Dataset listings of figures:
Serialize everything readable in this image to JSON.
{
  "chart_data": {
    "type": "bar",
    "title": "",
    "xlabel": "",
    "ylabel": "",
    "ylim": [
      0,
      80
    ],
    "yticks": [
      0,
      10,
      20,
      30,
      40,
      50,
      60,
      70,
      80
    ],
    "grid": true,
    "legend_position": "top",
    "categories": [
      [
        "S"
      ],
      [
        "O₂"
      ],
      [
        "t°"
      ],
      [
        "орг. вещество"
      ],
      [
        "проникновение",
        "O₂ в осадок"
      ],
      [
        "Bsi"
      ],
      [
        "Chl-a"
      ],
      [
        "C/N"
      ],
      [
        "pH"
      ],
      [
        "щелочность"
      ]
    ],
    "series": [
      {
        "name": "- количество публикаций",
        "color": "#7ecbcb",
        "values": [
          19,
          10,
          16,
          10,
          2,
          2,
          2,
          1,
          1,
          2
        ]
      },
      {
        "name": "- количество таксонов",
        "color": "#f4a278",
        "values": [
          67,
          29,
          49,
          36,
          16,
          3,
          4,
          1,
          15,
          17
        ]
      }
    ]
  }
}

**YOUR TASK**.
From the first line to the last, please quote the material above exactly.

**EXERCISE OUTPUT**.
Serialize everything readable in this image to JSON.
{
  "chart_data": {
    "type": "bar",
    "title": "",
    "xlabel": "",
    "ylabel": "",
    "ylim": [
      0,
      80
    ],
    "yticks": [
      0,
      10,
      20,
      30,
      40,
      50,
      60,
      70,
      80
    ],
    "grid": true,
    "legend_position": "top",
    "categories": [
      [
        "S"
      ],
      [
        "O₂"
      ],
      [
        "t°"
      ],
      [
        "орг. вещество"
      ],
      [
        "проникновение",
        "O₂ в осадок"
      ],
      [
        "Bsi"
      ],
      [
        "Chl-a"
      ],
      [
        "C/N"
      ],
      [
        "pH"
      ],
      [
        "щелочность"
      ]
    ],
    "series": [
      {
        "name": "- количество публикаций",
        "color": "#7ecbcb",
        "values": [
          19,
          10,
          16,
          10,
          2,
          2,
          2,
          1,
          1,
          2
        ]
      },
      {
        "name": "- количество таксонов",
        "color": "#f4a278",
        "values": [
          67,
          29,
          49,
          36,
          16,
          3,
          4,
          1,
          15,
          17
        ]
      }
    ]
  }
}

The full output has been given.